Collected data entries:
------------------------
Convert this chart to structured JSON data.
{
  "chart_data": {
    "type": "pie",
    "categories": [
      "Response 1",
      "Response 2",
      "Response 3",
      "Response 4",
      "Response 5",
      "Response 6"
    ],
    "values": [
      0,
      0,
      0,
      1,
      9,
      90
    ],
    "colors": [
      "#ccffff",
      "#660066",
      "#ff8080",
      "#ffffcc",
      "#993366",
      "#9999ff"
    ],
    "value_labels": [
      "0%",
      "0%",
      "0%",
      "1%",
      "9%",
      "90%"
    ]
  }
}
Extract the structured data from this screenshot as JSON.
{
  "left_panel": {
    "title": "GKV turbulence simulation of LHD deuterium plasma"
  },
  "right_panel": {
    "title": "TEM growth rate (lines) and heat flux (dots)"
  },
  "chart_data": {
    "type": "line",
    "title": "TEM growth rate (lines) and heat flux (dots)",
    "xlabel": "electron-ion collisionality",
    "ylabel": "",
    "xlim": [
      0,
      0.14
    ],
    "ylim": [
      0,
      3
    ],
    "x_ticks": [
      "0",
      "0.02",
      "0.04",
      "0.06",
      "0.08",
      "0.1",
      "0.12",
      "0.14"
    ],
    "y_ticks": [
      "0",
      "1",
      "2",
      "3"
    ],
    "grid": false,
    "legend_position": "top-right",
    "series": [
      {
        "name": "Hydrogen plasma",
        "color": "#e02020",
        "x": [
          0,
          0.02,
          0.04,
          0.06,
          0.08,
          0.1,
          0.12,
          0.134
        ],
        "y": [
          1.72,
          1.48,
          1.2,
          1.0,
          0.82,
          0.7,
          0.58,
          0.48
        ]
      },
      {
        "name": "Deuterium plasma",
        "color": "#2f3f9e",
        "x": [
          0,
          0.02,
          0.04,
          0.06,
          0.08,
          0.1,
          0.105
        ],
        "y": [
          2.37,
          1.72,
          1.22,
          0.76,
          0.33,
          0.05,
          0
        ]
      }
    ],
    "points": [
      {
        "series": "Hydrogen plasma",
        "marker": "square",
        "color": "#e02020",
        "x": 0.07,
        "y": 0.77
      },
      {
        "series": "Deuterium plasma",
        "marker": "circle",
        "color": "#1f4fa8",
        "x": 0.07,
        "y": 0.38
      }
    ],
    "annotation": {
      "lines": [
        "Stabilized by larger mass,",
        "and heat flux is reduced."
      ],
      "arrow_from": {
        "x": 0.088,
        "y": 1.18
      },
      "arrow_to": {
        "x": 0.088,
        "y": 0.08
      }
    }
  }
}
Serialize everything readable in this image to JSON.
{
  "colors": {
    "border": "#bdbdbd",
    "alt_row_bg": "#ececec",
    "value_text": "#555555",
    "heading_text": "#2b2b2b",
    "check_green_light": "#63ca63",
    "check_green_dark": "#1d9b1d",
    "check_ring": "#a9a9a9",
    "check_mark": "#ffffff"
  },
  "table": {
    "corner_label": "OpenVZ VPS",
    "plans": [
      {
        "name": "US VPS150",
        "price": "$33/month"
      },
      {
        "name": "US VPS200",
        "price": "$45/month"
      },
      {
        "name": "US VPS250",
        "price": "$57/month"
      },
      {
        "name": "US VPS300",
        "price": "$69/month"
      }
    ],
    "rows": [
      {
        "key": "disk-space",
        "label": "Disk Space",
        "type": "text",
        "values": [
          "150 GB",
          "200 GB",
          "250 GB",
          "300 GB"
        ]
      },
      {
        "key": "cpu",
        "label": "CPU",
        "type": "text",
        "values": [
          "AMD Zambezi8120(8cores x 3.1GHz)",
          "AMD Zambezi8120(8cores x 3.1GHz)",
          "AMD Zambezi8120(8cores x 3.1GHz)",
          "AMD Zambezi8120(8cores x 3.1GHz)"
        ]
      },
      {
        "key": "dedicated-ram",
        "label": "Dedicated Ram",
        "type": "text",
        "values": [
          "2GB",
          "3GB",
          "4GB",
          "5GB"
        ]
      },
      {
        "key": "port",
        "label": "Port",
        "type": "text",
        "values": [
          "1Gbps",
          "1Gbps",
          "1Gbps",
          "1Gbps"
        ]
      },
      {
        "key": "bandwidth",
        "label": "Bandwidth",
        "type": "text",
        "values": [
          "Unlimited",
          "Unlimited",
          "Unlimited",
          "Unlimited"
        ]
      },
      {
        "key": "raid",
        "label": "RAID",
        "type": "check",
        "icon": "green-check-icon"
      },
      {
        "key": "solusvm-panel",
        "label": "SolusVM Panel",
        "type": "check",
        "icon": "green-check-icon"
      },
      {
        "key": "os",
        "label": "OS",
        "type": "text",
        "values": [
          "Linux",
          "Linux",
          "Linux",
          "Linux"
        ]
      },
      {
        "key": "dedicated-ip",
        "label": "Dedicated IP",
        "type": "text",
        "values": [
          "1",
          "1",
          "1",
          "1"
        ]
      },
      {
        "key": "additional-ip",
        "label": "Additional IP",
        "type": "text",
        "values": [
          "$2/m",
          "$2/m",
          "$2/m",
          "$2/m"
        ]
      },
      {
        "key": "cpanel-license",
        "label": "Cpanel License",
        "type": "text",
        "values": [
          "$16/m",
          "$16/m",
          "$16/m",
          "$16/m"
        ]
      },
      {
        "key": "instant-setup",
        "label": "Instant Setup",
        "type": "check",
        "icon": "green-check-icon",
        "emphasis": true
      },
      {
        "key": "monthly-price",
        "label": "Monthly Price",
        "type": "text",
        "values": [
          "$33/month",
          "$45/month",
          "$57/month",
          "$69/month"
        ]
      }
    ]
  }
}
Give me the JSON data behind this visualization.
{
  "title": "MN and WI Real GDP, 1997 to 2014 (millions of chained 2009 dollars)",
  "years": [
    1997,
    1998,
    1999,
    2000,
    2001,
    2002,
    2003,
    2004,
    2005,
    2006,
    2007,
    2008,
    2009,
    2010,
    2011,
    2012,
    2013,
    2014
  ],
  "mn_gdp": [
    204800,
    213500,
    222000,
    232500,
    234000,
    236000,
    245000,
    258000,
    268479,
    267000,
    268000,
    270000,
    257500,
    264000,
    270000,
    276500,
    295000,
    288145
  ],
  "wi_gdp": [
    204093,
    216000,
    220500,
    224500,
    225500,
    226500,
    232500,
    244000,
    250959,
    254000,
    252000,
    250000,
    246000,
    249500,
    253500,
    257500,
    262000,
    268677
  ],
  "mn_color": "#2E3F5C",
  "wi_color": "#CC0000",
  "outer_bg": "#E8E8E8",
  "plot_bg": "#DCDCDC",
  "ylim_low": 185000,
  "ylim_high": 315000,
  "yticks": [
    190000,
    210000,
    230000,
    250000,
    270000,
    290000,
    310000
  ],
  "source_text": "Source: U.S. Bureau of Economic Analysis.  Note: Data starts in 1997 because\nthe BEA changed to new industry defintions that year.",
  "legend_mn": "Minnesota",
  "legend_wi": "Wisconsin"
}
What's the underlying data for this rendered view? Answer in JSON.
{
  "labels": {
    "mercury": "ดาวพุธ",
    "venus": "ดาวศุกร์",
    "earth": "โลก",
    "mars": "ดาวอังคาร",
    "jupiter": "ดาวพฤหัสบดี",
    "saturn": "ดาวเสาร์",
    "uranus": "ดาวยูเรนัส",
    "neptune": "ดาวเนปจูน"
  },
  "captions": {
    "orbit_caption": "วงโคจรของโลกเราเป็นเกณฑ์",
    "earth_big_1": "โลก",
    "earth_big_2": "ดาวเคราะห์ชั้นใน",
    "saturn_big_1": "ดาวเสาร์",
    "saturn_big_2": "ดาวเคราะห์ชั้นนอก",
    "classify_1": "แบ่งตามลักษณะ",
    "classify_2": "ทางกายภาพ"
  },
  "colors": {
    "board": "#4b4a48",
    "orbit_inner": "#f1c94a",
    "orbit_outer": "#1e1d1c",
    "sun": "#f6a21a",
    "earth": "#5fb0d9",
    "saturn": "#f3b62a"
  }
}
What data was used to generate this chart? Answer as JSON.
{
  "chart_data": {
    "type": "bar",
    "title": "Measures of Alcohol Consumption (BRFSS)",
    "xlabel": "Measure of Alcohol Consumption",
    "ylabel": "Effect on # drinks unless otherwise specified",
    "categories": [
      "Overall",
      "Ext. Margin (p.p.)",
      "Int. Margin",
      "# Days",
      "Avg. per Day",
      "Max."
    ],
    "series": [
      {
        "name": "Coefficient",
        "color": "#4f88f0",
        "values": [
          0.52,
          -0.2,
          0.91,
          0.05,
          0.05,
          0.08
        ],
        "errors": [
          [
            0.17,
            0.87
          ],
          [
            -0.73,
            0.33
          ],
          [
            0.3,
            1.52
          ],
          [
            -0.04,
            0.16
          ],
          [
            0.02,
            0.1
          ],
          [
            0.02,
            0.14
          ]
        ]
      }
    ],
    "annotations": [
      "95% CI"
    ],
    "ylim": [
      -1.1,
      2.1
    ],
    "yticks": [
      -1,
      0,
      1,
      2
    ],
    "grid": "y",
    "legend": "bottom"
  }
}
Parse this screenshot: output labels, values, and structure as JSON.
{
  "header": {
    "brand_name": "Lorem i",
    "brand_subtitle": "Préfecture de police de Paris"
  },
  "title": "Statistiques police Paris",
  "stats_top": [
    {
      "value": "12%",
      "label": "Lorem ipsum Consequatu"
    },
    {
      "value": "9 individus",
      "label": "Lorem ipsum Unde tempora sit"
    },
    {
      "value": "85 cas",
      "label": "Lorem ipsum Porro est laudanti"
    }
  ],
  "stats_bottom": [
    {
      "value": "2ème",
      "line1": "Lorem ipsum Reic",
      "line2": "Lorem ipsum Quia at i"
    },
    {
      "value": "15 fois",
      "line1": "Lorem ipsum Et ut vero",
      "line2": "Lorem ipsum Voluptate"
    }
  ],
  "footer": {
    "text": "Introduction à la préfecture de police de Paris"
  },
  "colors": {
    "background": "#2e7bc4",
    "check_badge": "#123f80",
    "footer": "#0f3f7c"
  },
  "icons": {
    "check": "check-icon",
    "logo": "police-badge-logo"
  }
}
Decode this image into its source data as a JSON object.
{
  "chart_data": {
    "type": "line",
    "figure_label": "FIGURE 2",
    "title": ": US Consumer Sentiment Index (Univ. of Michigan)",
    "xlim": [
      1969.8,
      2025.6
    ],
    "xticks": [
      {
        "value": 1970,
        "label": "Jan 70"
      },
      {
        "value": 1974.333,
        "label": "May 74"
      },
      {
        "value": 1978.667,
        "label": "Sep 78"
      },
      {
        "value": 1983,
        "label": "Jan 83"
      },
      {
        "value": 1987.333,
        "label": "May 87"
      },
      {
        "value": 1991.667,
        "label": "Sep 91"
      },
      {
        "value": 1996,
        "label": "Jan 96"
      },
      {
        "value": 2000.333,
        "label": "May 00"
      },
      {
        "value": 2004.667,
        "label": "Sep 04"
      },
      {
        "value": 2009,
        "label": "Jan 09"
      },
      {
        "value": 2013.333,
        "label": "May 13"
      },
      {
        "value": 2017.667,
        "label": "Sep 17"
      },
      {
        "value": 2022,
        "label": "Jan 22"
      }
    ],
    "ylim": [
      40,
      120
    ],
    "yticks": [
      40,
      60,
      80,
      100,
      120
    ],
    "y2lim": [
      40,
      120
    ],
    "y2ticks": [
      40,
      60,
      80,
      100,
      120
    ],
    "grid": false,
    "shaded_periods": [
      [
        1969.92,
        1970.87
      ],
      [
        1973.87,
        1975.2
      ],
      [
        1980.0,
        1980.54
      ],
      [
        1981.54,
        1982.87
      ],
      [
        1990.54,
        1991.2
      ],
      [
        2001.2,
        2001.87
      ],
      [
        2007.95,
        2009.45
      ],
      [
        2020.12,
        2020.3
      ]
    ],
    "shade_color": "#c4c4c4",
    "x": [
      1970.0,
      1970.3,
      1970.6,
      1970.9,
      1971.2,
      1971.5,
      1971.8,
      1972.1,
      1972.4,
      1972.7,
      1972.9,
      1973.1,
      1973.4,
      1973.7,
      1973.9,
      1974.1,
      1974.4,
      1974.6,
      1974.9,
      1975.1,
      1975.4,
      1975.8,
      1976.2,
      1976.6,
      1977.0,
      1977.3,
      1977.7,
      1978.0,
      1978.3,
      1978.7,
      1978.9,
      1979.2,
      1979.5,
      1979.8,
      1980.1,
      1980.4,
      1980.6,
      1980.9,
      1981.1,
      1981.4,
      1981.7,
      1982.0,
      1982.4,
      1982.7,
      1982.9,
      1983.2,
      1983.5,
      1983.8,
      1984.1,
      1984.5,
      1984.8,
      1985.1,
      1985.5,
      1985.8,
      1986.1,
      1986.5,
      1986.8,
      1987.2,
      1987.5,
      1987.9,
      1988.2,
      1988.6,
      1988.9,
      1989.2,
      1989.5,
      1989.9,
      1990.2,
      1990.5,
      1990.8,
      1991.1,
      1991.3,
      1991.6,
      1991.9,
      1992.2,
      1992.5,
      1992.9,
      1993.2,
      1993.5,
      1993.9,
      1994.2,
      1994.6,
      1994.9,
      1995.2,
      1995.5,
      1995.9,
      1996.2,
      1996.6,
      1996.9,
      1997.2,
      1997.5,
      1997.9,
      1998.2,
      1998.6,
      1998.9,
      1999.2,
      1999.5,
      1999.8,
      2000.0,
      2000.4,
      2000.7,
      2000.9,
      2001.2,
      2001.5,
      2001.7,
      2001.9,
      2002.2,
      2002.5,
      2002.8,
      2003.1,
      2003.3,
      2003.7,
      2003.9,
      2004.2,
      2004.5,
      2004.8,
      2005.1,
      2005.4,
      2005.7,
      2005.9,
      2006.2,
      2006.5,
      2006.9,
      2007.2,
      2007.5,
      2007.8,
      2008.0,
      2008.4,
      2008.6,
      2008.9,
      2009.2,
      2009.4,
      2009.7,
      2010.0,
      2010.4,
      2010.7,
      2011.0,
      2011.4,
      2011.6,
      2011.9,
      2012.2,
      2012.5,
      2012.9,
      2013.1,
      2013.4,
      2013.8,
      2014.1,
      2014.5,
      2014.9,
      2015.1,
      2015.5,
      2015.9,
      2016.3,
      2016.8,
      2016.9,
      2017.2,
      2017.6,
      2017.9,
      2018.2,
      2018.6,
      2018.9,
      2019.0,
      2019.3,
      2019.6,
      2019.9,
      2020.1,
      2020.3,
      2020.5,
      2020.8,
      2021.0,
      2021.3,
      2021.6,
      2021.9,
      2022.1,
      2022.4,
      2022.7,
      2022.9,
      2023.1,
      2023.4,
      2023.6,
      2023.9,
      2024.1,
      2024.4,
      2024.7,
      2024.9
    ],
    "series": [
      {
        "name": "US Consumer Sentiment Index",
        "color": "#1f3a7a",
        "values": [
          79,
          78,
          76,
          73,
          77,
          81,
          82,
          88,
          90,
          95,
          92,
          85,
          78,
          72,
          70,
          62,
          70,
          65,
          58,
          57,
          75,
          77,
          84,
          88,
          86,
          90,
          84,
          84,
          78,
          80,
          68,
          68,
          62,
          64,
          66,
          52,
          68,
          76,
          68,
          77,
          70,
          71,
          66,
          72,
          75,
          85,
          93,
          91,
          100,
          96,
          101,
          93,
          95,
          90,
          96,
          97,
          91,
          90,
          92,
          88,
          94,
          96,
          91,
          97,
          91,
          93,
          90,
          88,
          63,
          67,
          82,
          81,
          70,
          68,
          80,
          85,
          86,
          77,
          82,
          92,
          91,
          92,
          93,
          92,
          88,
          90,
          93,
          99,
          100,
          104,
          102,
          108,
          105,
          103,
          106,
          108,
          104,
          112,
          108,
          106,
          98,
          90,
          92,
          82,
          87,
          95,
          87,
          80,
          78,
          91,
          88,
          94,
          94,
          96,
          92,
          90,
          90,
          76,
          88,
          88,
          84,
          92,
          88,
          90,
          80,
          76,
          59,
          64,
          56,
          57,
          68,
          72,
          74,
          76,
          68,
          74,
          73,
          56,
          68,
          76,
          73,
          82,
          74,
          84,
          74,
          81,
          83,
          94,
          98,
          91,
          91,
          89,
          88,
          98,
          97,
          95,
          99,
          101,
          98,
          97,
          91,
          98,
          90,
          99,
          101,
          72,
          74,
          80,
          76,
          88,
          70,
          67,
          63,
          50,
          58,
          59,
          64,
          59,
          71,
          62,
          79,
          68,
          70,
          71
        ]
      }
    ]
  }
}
------------------------
What the task requires:
Determine the number of lines in the listing that hold the word "flux", and supply that number and nothing further.

Complete answer:
3